EXERCISE GOAL
From the listing, collect all lines containing the word "bằng".

(Dataset entries)

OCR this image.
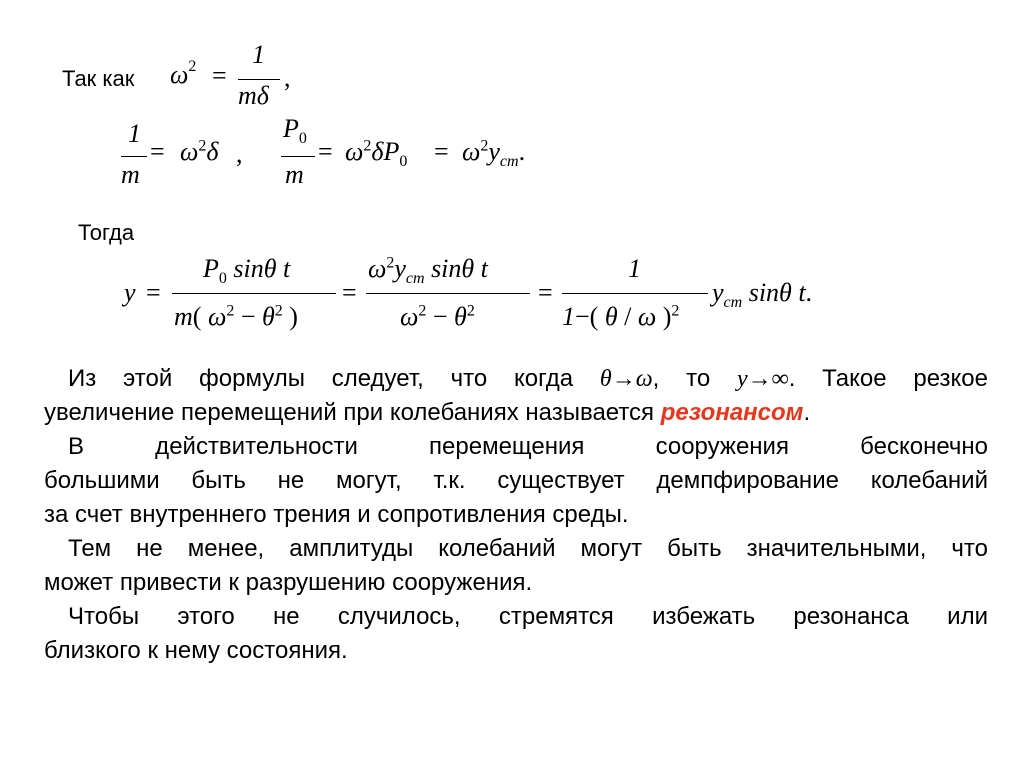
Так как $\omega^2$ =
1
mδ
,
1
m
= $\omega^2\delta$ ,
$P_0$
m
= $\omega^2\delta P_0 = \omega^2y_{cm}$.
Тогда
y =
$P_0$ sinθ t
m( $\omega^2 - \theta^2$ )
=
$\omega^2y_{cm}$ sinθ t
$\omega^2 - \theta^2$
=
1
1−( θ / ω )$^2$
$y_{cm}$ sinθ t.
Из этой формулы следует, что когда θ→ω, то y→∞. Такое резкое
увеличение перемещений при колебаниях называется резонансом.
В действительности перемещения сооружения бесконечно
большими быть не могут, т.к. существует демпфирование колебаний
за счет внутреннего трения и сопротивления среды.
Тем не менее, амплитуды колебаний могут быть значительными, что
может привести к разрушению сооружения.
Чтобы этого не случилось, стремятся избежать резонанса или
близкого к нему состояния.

--

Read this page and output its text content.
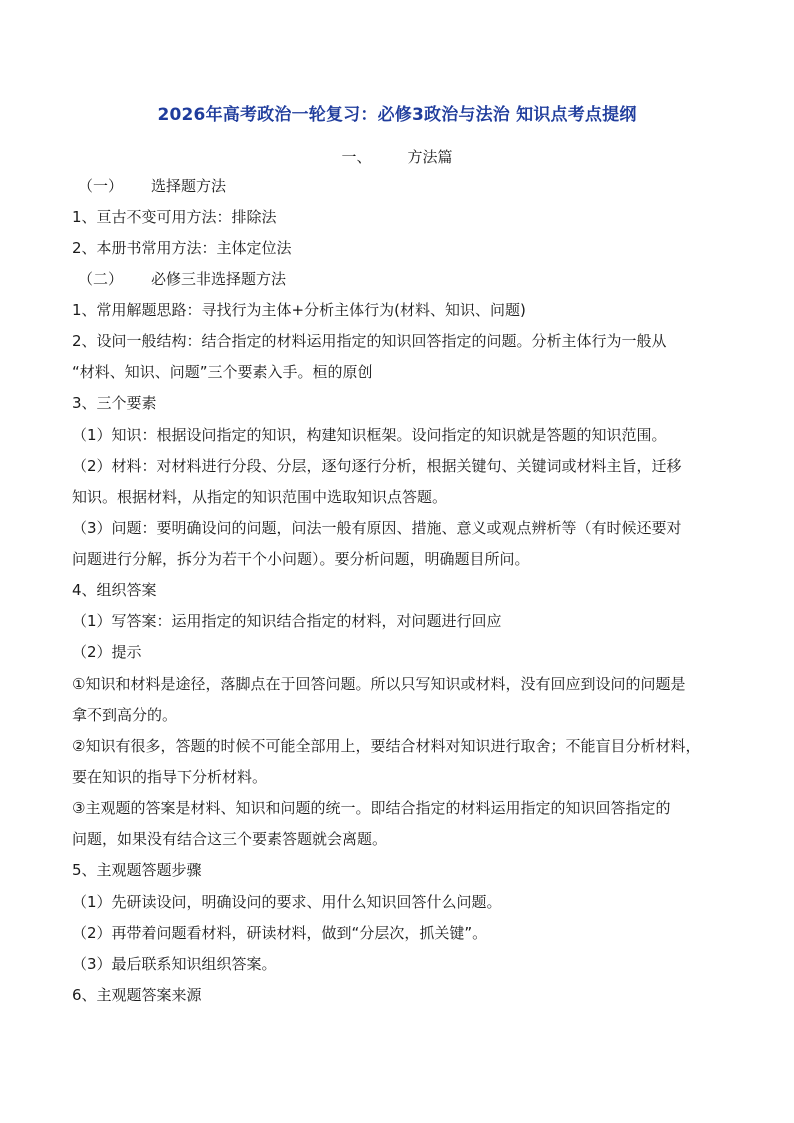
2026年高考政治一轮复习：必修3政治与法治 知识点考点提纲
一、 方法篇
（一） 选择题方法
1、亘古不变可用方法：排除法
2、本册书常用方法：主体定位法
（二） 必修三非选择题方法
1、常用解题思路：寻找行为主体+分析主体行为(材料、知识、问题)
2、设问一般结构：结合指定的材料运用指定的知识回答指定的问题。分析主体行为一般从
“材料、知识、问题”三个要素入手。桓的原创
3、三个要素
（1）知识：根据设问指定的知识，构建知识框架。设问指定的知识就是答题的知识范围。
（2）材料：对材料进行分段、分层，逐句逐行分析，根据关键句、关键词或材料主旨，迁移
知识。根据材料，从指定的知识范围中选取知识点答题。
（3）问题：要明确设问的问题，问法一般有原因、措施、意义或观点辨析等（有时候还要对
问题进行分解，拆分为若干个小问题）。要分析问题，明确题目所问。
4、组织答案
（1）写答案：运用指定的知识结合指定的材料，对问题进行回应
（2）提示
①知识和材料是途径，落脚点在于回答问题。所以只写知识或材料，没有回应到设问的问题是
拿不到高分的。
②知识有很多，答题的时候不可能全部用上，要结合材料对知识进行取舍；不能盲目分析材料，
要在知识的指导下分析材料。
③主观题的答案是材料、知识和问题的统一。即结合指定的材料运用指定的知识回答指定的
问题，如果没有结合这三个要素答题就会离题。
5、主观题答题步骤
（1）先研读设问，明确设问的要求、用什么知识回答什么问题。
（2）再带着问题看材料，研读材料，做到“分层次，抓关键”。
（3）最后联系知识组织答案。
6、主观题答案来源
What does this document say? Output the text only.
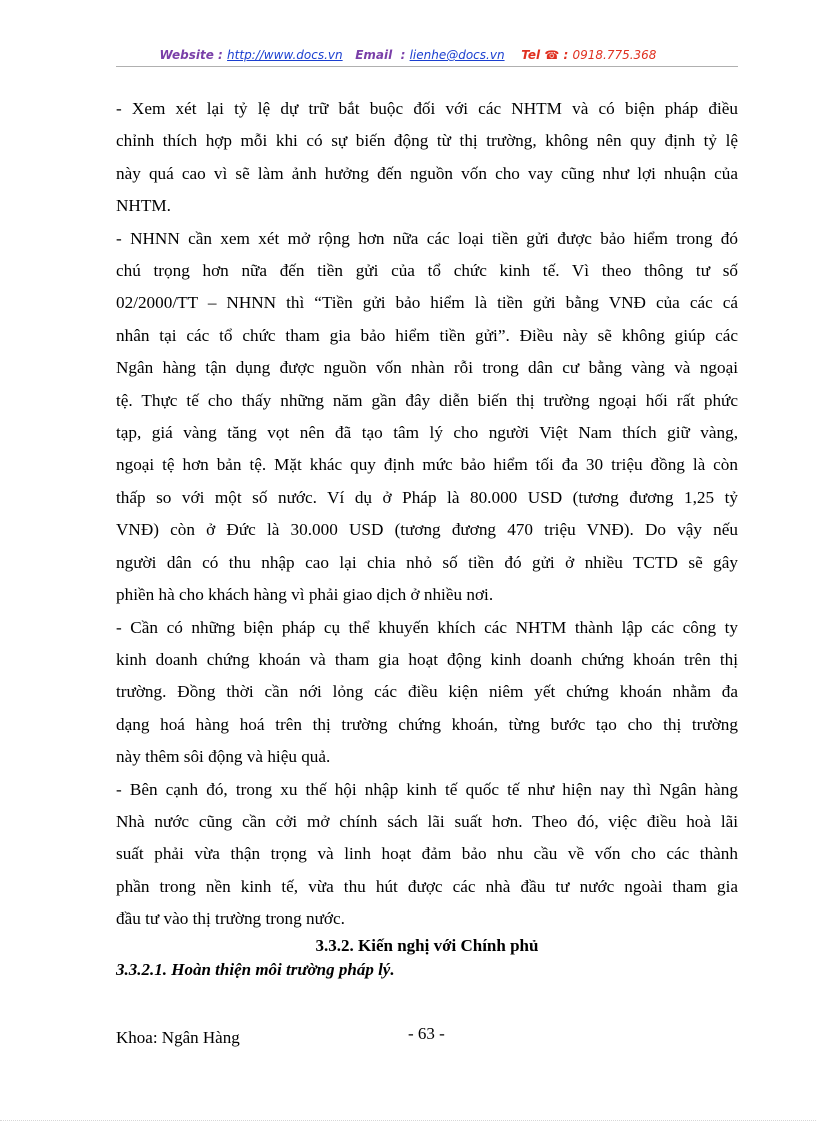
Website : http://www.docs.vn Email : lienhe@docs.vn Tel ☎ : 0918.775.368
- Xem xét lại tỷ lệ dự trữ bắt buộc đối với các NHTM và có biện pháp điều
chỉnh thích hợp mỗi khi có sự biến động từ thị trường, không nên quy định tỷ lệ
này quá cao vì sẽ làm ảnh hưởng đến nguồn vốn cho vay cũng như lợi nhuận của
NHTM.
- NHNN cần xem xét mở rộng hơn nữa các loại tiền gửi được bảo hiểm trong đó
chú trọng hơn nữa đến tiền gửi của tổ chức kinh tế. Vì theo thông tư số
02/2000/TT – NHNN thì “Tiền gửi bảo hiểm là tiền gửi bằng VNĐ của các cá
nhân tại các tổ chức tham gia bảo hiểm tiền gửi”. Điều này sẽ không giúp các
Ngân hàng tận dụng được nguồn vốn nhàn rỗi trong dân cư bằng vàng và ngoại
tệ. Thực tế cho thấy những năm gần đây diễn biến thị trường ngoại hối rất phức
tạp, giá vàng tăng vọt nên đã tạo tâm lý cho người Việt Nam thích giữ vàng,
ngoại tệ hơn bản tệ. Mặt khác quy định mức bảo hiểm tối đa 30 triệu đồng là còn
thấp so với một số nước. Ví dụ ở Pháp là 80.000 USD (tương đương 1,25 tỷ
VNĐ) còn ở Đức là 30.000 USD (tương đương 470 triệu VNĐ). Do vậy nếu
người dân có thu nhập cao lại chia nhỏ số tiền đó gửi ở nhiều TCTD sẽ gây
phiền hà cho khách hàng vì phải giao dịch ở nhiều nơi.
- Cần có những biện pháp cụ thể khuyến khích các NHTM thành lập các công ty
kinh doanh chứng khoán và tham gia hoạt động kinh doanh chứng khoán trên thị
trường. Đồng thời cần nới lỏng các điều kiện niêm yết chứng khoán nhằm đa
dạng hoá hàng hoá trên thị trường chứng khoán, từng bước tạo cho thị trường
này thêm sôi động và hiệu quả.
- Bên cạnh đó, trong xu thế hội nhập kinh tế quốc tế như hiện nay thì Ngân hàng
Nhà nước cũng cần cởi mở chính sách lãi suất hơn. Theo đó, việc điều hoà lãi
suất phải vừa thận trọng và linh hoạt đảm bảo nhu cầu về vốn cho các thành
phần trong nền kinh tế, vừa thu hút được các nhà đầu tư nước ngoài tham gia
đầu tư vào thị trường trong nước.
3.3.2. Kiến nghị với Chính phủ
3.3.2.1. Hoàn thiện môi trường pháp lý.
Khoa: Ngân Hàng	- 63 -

---

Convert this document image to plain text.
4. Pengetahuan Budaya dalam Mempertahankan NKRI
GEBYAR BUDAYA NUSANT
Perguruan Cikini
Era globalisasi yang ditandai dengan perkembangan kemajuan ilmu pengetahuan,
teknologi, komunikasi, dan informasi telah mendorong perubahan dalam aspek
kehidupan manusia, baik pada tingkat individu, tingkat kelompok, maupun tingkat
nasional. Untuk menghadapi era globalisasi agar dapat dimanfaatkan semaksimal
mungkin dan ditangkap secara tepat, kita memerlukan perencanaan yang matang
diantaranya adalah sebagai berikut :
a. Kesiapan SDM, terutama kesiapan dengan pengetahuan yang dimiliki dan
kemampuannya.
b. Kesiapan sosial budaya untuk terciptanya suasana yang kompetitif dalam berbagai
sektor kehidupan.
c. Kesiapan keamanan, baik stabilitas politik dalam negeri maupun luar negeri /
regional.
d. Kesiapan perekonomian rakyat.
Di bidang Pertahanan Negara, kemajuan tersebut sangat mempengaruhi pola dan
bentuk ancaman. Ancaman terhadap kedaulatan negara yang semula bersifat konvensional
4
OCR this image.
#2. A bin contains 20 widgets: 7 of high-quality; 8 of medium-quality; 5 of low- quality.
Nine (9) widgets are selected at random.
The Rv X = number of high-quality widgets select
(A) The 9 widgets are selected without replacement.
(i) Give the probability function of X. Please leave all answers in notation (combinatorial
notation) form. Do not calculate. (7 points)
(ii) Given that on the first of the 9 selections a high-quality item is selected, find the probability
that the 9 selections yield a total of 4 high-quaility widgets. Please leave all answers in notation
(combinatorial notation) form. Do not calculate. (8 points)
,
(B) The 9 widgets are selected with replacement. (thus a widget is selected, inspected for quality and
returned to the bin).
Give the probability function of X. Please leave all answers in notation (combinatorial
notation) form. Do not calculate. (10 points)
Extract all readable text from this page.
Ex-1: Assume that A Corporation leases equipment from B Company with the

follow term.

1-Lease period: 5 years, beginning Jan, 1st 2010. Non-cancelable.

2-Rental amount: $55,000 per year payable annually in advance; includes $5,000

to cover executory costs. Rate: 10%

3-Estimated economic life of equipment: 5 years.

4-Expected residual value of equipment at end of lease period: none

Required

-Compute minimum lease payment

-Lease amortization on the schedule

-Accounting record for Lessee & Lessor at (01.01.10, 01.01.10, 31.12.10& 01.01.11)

THE COMPLETED TASK
02/2000/TT – NHNN thì “Tiền gửi bảo hiểm là tiền gửi bằng VNĐ của các cá
Ngân hàng tận dụng được nguồn vốn nhàn rỗi trong dân cư bằng vàng và ngoại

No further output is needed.